Print out the entries below with no edits.
════════
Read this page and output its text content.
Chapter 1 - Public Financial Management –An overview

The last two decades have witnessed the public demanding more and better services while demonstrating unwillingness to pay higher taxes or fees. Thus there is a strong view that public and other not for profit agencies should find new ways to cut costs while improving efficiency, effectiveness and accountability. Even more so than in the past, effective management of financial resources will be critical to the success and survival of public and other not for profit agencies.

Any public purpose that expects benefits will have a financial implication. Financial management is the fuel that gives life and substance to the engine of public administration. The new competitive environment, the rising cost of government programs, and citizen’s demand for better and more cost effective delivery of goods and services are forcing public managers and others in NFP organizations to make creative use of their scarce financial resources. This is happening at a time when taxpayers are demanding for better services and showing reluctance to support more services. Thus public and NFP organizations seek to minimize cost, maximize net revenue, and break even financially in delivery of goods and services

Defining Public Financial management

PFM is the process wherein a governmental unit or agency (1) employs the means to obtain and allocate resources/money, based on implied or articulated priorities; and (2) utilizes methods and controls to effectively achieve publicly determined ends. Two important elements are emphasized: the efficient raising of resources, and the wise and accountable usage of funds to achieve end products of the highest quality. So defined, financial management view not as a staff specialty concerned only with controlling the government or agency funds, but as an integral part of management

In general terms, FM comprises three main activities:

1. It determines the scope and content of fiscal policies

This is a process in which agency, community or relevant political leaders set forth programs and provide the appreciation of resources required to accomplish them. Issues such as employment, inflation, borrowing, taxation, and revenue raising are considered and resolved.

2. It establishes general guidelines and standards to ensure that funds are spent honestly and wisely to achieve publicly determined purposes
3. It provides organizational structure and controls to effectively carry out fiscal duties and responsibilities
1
════════
Solved problem —
Read this page and output its text content.
Chapter 1 - Public Financial Management –An overview

The last two decades have witnessed the public demanding more and better services while demonstrating unwillingness to pay higher taxes or fees. Thus there is a strong view that public and other not for profit agencies should find new ways to cut costs while improving efficiency, effectiveness and accountability. Even more so than in the past, effective management of financial resources will be critical to the success and survival of public and other not for profit agencies.

Any public purpose that expects benefits will have a financial implication. Financial management is the fuel that gives life and substance to the engine of public administration. The new competitive environment, the rising cost of government programs, and citizen’s demand for better and more cost effective delivery of goods and services are forcing public managers and others in NFP organizations to make creative use of their scarce financial resources. This is happening at a time when taxpayers are demanding for better services and showing reluctance to support more services. Thus public and NFP organizations seek to minimize cost, maximize net revenue, and break even financially in delivery of goods and services

Defining Public Financial management

PFM is the process wherein a governmental unit or agency (1) employs the means to obtain and allocate resources/money, based on implied or articulated priorities; and (2) utilizes methods and controls to effectively achieve publicly determined ends. Two important elements are emphasized: the efficient raising of resources, and the wise and accountable usage of funds to achieve end products of the highest quality. So defined, financial management view not as a staff specialty concerned only with controlling the government or agency funds, but as an integral part of management

In general terms, FM comprises three main activities:

1. It determines the scope and content of fiscal policies

This is a process in which agency, community or relevant political leaders set forth programs and provide the appreciation of resources required to accomplish them. Issues such as employment, inflation, borrowing, taxation, and revenue raising are considered and resolved.

2. It establishes general guidelines and standards to ensure that funds are spent honestly and wisely to achieve publicly determined purposes
3. It provides organizational structure and controls to effectively carry out fiscal duties and responsibilities
1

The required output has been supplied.